— Task details —
Rewrite the records below, replacing "heatmap-region" with "heatmap-patch" everywhere it occurs and leaving everything else unchanged.

-------- Task material --------

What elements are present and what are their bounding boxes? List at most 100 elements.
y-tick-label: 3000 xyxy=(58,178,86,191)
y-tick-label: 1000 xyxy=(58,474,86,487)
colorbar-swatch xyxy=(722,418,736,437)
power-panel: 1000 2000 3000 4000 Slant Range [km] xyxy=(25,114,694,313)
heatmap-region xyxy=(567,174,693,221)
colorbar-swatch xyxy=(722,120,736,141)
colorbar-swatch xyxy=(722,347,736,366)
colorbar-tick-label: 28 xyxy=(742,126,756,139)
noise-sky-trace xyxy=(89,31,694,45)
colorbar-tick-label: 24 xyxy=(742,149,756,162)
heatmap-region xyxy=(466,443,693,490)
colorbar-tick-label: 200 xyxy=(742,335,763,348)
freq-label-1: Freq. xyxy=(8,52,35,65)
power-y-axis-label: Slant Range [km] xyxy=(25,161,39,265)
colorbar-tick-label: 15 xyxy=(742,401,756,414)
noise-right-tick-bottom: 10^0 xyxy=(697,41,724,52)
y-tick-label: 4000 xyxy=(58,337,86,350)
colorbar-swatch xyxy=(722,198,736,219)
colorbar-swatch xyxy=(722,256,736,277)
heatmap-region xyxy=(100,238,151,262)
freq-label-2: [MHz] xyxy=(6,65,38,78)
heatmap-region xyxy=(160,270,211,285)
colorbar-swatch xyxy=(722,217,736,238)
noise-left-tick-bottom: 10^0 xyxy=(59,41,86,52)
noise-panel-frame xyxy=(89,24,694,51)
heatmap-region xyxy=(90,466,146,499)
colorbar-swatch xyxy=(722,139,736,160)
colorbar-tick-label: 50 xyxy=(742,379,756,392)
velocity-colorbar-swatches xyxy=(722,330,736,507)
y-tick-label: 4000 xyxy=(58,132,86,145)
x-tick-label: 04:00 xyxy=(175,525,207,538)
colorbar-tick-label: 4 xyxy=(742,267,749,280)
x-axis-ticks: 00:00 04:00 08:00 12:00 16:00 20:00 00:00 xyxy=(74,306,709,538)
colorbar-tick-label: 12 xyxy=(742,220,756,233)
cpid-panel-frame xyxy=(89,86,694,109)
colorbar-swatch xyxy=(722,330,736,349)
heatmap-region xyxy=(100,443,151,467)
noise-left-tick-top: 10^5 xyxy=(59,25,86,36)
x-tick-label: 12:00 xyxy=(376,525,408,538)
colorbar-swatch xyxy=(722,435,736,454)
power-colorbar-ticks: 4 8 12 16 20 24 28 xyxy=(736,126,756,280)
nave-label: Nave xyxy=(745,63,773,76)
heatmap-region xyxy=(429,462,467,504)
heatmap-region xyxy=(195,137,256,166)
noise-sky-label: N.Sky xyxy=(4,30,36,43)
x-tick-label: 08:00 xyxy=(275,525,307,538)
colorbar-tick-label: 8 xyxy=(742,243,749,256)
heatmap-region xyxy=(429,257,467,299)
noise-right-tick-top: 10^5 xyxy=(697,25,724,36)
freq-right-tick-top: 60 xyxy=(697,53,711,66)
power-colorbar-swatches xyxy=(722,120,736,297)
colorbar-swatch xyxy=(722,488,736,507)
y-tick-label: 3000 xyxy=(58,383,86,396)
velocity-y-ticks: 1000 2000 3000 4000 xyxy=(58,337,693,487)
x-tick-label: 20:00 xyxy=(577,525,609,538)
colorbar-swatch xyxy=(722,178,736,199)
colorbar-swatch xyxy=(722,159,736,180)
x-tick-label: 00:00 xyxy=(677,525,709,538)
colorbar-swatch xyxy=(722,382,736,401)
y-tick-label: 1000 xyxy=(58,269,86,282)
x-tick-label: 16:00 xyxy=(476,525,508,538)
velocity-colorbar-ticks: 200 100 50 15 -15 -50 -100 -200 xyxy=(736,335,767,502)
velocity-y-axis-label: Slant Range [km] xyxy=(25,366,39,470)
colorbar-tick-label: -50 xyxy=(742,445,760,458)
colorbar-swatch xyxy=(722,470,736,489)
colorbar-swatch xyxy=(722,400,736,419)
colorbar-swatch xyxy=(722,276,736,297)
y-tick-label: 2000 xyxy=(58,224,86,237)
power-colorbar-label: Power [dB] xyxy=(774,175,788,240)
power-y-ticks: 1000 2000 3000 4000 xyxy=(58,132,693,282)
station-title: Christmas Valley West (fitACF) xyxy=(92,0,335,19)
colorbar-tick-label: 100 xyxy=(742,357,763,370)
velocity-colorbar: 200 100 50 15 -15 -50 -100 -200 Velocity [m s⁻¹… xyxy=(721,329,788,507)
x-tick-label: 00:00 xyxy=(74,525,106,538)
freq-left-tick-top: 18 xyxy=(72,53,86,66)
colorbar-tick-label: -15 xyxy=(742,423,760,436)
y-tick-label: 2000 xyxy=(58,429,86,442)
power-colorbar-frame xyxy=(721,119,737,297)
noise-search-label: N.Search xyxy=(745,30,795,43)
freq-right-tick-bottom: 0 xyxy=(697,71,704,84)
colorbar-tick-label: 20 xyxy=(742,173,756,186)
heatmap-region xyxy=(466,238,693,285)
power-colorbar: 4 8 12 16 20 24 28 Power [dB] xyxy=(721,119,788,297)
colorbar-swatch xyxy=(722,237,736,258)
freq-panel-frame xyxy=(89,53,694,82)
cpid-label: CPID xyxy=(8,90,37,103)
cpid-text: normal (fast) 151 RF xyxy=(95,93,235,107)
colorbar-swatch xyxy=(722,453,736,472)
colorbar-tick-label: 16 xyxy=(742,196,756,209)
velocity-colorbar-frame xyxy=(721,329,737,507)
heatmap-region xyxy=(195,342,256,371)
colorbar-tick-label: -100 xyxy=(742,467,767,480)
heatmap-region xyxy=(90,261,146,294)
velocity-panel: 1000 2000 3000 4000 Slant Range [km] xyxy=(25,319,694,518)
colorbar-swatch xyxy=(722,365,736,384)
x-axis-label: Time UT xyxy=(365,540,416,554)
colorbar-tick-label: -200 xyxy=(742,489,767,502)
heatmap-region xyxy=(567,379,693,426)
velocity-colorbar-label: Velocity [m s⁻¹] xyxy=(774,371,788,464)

--------

— Solution to this exercise —
What elements are present and what are their bounding boxes? List at most 100 elements.
y-tick-label: 3000 xyxy=(58,178,86,191)
y-tick-label: 1000 xyxy=(58,474,86,487)
colorbar-swatch xyxy=(722,418,736,437)
power-panel: 1000 2000 3000 4000 Slant Range [km] xyxy=(25,114,694,313)
heatmap-patch xyxy=(567,174,693,221)
colorbar-swatch xyxy=(722,120,736,141)
colorbar-swatch xyxy=(722,347,736,366)
colorbar-tick-label: 28 xyxy=(742,126,756,139)
noise-sky-trace xyxy=(89,31,694,45)
colorbar-tick-label: 24 xyxy=(742,149,756,162)
heatmap-patch xyxy=(466,443,693,490)
colorbar-tick-label: 200 xyxy=(742,335,763,348)
freq-label-1: Freq. xyxy=(8,52,35,65)
power-y-axis-label: Slant Range [km] xyxy=(25,161,39,265)
colorbar-tick-label: 15 xyxy=(742,401,756,414)
noise-right-tick-bottom: 10^0 xyxy=(697,41,724,52)
y-tick-label: 4000 xyxy=(58,337,86,350)
colorbar-swatch xyxy=(722,198,736,219)
colorbar-swatch xyxy=(722,256,736,277)
heatmap-patch xyxy=(100,238,151,262)
freq-label-2: [MHz] xyxy=(6,65,38,78)
heatmap-patch xyxy=(160,270,211,285)
colorbar-swatch xyxy=(722,217,736,238)
noise-left-tick-bottom: 10^0 xyxy=(59,41,86,52)
noise-panel-frame xyxy=(89,24,694,51)
heatmap-patch xyxy=(90,466,146,499)
colorbar-swatch xyxy=(722,139,736,160)
colorbar-tick-label: 50 xyxy=(742,379,756,392)
velocity-colorbar-swatches xyxy=(722,330,736,507)
y-tick-label: 4000 xyxy=(58,132,86,145)
x-tick-label: 04:00 xyxy=(175,525,207,538)
colorbar-tick-label: 4 xyxy=(742,267,749,280)
x-axis-ticks: 00:00 04:00 08:00 12:00 16:00 20:00 00:00 xyxy=(74,306,709,538)
colorbar-tick-label: 12 xyxy=(742,220,756,233)
cpid-panel-frame xyxy=(89,86,694,109)
colorbar-swatch xyxy=(722,330,736,349)
heatmap-patch xyxy=(100,443,151,467)
noise-left-tick-top: 10^5 xyxy=(59,25,86,36)
x-tick-label: 12:00 xyxy=(376,525,408,538)
colorbar-swatch xyxy=(722,435,736,454)
power-colorbar-ticks: 4 8 12 16 20 24 28 xyxy=(736,126,756,280)
nave-label: Nave xyxy=(745,63,773,76)
heatmap-patch xyxy=(429,462,467,504)
heatmap-patch xyxy=(195,137,256,166)
noise-sky-label: N.Sky xyxy=(4,30,36,43)
x-tick-label: 08:00 xyxy=(275,525,307,538)
colorbar-tick-label: 8 xyxy=(742,243,749,256)
heatmap-patch xyxy=(429,257,467,299)
noise-right-tick-top: 10^5 xyxy=(697,25,724,36)
freq-right-tick-top: 60 xyxy=(697,53,711,66)
power-colorbar-swatches xyxy=(722,120,736,297)
colorbar-swatch xyxy=(722,488,736,507)
y-tick-label: 3000 xyxy=(58,383,86,396)
velocity-y-ticks: 1000 2000 3000 4000 xyxy=(58,337,693,487)
x-tick-label: 20:00 xyxy=(577,525,609,538)
colorbar-swatch xyxy=(722,178,736,199)
colorbar-swatch xyxy=(722,159,736,180)
x-tick-label: 00:00 xyxy=(677,525,709,538)
colorbar-swatch xyxy=(722,382,736,401)
y-tick-label: 1000 xyxy=(58,269,86,282)
x-tick-label: 16:00 xyxy=(476,525,508,538)
velocity-colorbar-ticks: 200 100 50 15 -15 -50 -100 -200 xyxy=(736,335,767,502)
velocity-y-axis-label: Slant Range [km] xyxy=(25,366,39,470)
colorbar-tick-label: -50 xyxy=(742,445,760,458)
colorbar-swatch xyxy=(722,470,736,489)
colorbar-swatch xyxy=(722,400,736,419)
colorbar-swatch xyxy=(722,276,736,297)
y-tick-label: 2000 xyxy=(58,224,86,237)
power-colorbar-label: Power [dB] xyxy=(774,175,788,240)
power-y-ticks: 1000 2000 3000 4000 xyxy=(58,132,693,282)
station-title: Christmas Valley West (fitACF) xyxy=(92,0,335,19)
colorbar-tick-label: 100 xyxy=(742,357,763,370)
velocity-colorbar: 200 100 50 15 -15 -50 -100 -200 Velocity [m s⁻¹… xyxy=(721,329,788,507)
x-tick-label: 00:00 xyxy=(74,525,106,538)
freq-left-tick-top: 18 xyxy=(72,53,86,66)
colorbar-tick-label: -15 xyxy=(742,423,760,436)
y-tick-label: 2000 xyxy=(58,429,86,442)
power-colorbar-frame xyxy=(721,119,737,297)
noise-search-label: N.Search xyxy=(745,30,795,43)
freq-right-tick-bottom: 0 xyxy=(697,71,704,84)
colorbar-tick-label: 20 xyxy=(742,173,756,186)
heatmap-patch xyxy=(466,238,693,285)
power-colorbar: 4 8 12 16 20 24 28 Power [dB] xyxy=(721,119,788,297)
colorbar-swatch xyxy=(722,237,736,258)
freq-panel-frame xyxy=(89,53,694,82)
cpid-label: CPID xyxy=(8,90,37,103)
cpid-text: normal (fast) 151 RF xyxy=(95,93,235,107)
colorbar-swatch xyxy=(722,453,736,472)
colorbar-tick-label: 16 xyxy=(742,196,756,209)
velocity-colorbar-frame xyxy=(721,329,737,507)
heatmap-patch xyxy=(195,342,256,371)
colorbar-tick-label: -100 xyxy=(742,467,767,480)
heatmap-patch xyxy=(90,261,146,294)
velocity-panel: 1000 2000 3000 4000 Slant Range [km] xyxy=(25,319,694,518)
colorbar-swatch xyxy=(722,365,736,384)
x-axis-label: Time UT xyxy=(365,540,416,554)
colorbar-tick-label: -200 xyxy=(742,489,767,502)
heatmap-patch xyxy=(567,379,693,426)
velocity-colorbar-label: Velocity [m s⁻¹] xyxy=(774,371,788,464)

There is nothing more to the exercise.